HANDLE hMutexOneInstance = ::CreateMutex( NULL, FALSE, _T("Your_Dialog_Name"));

bAlreadyRunning = ( ::GetLastError() == ERROR_ALREADY_EXISTS ||
                    ::GetLastError() == ERROR_ACCESS_DENIED);

if( !bAlreadyRunning )
{
  // Initialize Dialog and Call DoModal()
}

Posted 12-Oct-12 1:40am

Santhosh G_

Comments

Vaibhav_J_Jaiswal 12-Oct-12 8:12am

instead of using mutex I directly used FindWindow() method because both are used the Name of the dialog instead of Handle.

Santhosh G_ 12-Oct-12 8:22am

Its not required to have the same name of Dialog name.
Any unique name to indicate your dialog. It should be unique. If anyone else opened a mutex with same name, your dialog will not appear.

-- RECORD LIST --
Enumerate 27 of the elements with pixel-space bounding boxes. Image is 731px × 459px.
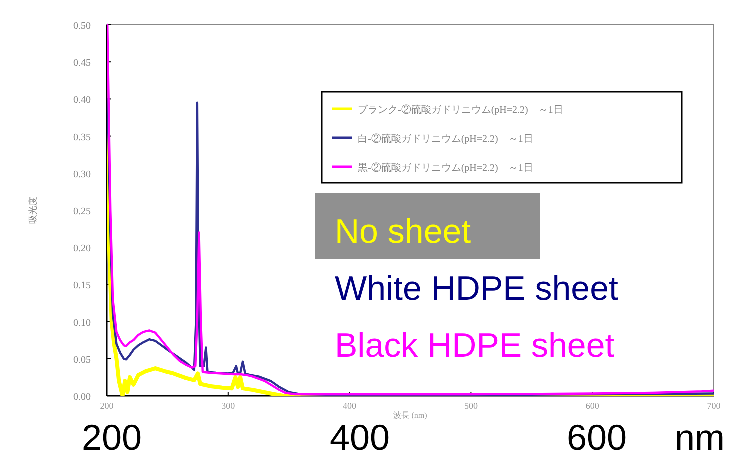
x-tick-label: 400 xyxy=(343,401,358,411)
x-tick-label: 300 xyxy=(222,401,236,411)
annotation: No sheet xyxy=(335,213,472,251)
x-axis-title: 波長 (nm) xyxy=(394,411,428,420)
legend-label: 白-②硫酸ガドリニウム(pH=2.2) ～1日 xyxy=(358,133,534,145)
annotation: White HDPE sheet xyxy=(335,270,619,308)
x-tick-label: 700 xyxy=(707,401,722,411)
y-tick-label: 0.25 xyxy=(74,206,91,218)
y-tick-label: 0.45 xyxy=(74,58,91,70)
x-tick-label: 500 xyxy=(464,401,478,411)
y-tick-label: 0.20 xyxy=(74,244,91,255)
y-tick-label: 0.40 xyxy=(74,95,91,106)
y-tick-label: 0.30 xyxy=(74,169,91,180)
y-tick-label: 0.00 xyxy=(74,392,91,403)
y-tick-label: 0.35 xyxy=(74,132,91,144)
legend-label: 黒-②硫酸ガドリニウム(pH=2.2) ～1日 xyxy=(358,162,534,174)
y-tick-label: 0.50 xyxy=(74,21,91,32)
legend-label: ブランク-②硫酸ガドリニウム(pH=2.2) ～1日 xyxy=(358,104,564,116)
x-tick-label: 200 xyxy=(100,401,114,411)
line-series xyxy=(107,24,714,396)
x-tick-label: 600 xyxy=(586,401,600,411)
text: nm xyxy=(674,417,726,458)
y-tick-label: 0.05 xyxy=(74,354,91,366)
annotation: Black HDPE sheet xyxy=(335,327,616,365)
y-axis-title: 吸光度 xyxy=(28,197,38,224)
y-tick-label: 0.15 xyxy=(74,280,91,292)
y-tick-label: 0.10 xyxy=(74,318,91,329)
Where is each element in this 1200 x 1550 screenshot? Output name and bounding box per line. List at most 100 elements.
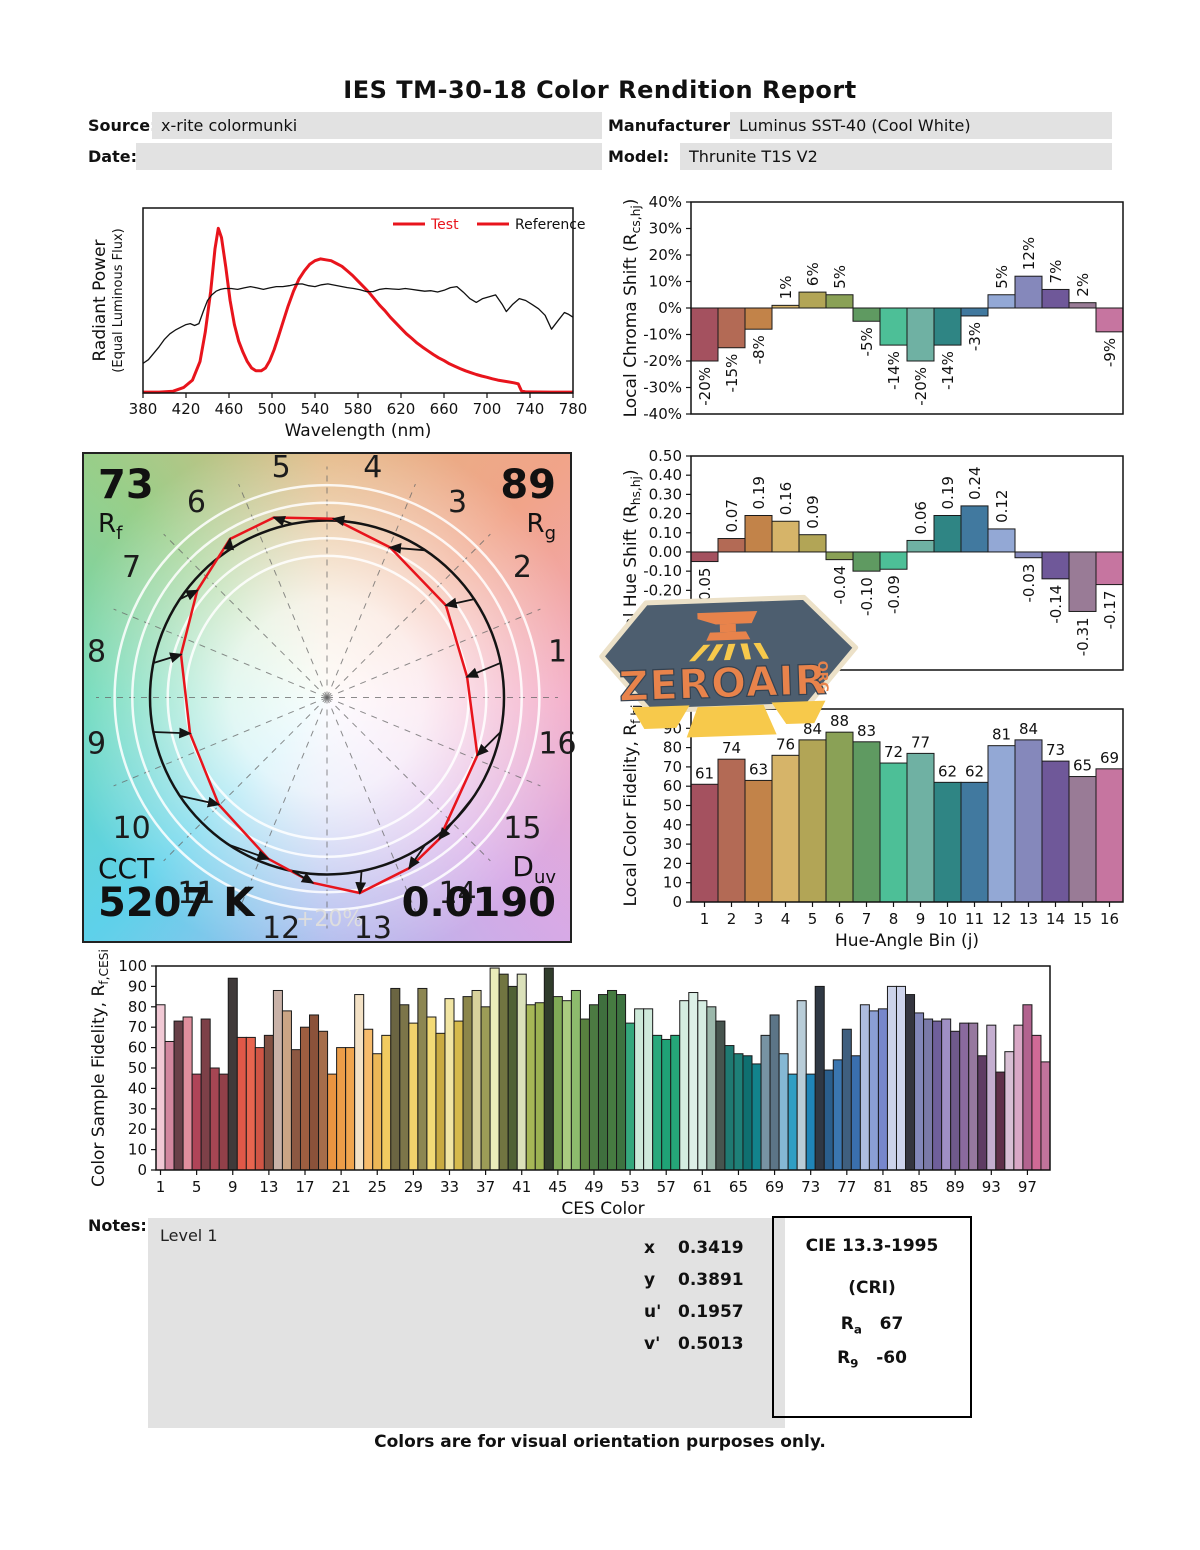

-- PARTS OF THE EXERCISE --
- 1) In the excerpt about the mutex, what did Vaibhav_J_Jaiswal use instead of a mutex?
- 2) From the mutex excerpt, extract the passage that begins with the words "instead of using" and ends with "will not appear.".

-- SOLUTIONS TO THE EXERCISE --
- 1) The FindWindow() method.

- 2)
instead of using mutex I directly used FindWindow() method because both are used the Name of the dialog instead of Handle.

Santhosh G_ 12-Oct-12 8:22am

Its not required to have the same name of Dialog name.
Any unique name to indicate your dialog. It should be unique. If anyone else opened a mutex with same name, your dialog will not appear.